>>
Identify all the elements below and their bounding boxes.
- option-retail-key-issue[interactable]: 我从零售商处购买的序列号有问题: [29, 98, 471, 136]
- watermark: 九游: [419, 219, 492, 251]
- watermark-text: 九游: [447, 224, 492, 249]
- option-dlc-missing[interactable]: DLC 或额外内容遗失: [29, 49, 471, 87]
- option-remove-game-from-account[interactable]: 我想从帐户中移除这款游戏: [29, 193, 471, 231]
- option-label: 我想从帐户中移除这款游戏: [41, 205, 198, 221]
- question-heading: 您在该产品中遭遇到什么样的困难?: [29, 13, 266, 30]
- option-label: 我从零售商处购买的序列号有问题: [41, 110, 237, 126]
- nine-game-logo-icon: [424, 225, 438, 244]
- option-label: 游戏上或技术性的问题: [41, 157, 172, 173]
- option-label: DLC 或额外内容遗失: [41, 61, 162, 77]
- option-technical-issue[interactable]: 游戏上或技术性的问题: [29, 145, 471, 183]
<<
* WORK TO DO
Can you render every line of the material above as a JSON list of strings, one string per line, leaving out blank lines?

* SOLUTION TO THIS PROBLEM
[
  "Identify all the elements below and their bounding boxes.",
  "- option-retail-key-issue[interactable]: 我从零售商处购买的序列号有问题: [29, 98, 471, 136]",
  "- watermark: 九游: [419, 219, 492, 251]",
  "- watermark-text: 九游: [447, 224, 492, 249]",
  "- option-dlc-missing[interactable]: DLC 或额外内容遗失: [29, 49, 471, 87]",
  "- option-remove-game-from-account[interactable]: 我想从帐户中移除这款游戏: [29, 193, 471, 231]",
  "- option-label: 我想从帐户中移除这款游戏: [41, 205, 198, 221]",
  "- question-heading: 您在该产品中遭遇到什么样的困难?: [29, 13, 266, 30]",
  "- option-label: 我从零售商处购买的序列号有问题: [41, 110, 237, 126]",
  "- nine-game-logo-icon: [424, 225, 438, 244]",
  "- option-label: 游戏上或技术性的问题: [41, 157, 172, 173]",
  "- option-label: DLC 或额外内容遗失: [41, 61, 162, 77]",
  "- option-technical-issue[interactable]: 游戏上或技术性的问题: [29, 145, 471, 183]"
]